Look through the data below and return each line where "hình" appears.

##### EXERCISE MATERIAL

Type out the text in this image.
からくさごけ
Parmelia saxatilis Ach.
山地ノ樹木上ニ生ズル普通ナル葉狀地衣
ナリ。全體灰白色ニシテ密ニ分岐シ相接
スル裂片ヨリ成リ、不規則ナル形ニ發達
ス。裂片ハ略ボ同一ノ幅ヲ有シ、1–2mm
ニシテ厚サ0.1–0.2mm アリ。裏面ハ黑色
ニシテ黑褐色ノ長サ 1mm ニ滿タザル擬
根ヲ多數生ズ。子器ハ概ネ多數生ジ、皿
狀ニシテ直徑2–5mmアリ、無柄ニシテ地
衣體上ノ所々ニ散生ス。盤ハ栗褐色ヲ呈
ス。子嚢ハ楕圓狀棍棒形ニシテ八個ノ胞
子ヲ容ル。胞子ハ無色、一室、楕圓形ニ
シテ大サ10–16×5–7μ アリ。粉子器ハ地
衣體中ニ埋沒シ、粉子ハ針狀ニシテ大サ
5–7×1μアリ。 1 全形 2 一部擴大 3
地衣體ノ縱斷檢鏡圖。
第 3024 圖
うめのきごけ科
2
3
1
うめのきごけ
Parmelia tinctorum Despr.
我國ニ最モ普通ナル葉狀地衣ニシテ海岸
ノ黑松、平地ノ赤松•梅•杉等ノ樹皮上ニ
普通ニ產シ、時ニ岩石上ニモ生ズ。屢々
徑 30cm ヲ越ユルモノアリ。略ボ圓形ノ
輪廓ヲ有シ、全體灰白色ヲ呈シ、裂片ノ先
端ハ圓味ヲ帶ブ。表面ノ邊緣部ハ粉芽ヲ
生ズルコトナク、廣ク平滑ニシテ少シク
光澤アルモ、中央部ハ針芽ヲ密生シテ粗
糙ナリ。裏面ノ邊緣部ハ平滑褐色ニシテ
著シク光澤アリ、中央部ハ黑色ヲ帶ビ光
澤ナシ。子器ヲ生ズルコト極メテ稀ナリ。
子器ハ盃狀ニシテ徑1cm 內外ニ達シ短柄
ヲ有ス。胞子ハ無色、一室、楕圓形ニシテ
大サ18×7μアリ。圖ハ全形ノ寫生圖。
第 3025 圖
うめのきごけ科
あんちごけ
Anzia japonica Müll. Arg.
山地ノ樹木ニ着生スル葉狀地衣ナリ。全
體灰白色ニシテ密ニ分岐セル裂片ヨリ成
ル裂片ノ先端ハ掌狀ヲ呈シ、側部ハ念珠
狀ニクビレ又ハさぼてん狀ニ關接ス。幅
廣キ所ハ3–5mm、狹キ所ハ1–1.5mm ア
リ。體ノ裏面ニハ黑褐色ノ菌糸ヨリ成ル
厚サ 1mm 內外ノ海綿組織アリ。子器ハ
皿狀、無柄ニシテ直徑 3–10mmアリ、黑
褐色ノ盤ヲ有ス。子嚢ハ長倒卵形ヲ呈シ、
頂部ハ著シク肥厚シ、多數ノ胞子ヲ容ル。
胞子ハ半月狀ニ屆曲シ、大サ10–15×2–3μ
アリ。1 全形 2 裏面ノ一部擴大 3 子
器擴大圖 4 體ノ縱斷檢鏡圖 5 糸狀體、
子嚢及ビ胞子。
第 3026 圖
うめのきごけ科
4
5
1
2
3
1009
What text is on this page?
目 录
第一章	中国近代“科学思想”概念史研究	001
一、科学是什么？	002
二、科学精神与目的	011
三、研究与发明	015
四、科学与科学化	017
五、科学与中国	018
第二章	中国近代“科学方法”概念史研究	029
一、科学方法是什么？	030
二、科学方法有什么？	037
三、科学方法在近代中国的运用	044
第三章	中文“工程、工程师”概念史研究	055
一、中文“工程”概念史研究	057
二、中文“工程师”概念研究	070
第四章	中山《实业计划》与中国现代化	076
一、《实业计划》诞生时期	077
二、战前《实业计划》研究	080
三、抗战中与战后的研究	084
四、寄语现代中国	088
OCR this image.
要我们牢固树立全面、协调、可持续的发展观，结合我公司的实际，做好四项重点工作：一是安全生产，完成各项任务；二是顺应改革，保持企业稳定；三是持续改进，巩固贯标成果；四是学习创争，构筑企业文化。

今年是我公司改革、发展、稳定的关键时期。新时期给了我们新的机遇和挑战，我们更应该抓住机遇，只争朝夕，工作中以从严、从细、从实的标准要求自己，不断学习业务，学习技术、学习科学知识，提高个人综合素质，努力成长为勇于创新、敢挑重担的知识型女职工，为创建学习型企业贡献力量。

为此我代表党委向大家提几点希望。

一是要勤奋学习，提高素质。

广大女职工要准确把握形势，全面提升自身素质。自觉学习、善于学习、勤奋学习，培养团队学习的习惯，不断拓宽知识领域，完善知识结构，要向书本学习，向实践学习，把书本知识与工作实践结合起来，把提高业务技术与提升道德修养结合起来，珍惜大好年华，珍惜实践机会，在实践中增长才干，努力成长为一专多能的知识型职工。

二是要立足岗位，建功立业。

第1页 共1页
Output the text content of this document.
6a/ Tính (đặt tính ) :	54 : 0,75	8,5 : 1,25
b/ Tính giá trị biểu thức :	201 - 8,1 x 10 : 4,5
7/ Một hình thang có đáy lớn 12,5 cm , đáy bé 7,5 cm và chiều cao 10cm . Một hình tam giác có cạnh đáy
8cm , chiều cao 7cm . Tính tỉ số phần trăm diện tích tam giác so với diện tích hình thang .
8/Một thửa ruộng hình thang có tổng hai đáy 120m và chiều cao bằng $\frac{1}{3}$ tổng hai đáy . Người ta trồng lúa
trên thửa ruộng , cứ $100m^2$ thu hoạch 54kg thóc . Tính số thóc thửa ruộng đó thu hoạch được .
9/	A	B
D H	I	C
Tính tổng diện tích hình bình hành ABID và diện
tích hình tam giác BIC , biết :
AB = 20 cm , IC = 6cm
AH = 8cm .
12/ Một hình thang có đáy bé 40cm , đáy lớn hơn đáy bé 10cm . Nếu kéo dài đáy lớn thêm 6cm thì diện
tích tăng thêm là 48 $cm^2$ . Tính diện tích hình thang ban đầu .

##########

COMPLETE RESPONSE -
7/ Một hình thang có đáy lớn 12,5 cm , đáy bé 7,5 cm và chiều cao 10cm . Một hình tam giác có cạnh đáy
8cm , chiều cao 7cm . Tính tỉ số phần trăm diện tích tam giác so với diện tích hình thang .
8/Một thửa ruộng hình thang có tổng hai đáy 120m và chiều cao bằng $\frac{1}{3}$ tổng hai đáy . Người ta trồng lúa
Tính tổng diện tích hình bình hành ABID và diện
tích hình tam giác BIC , biết :
12/ Một hình thang có đáy bé 40cm , đáy lớn hơn đáy bé 10cm . Nếu kéo dài đáy lớn thêm 6cm thì diện
tích tăng thêm là 48 $cm^2$ . Tính diện tích hình thang ban đầu .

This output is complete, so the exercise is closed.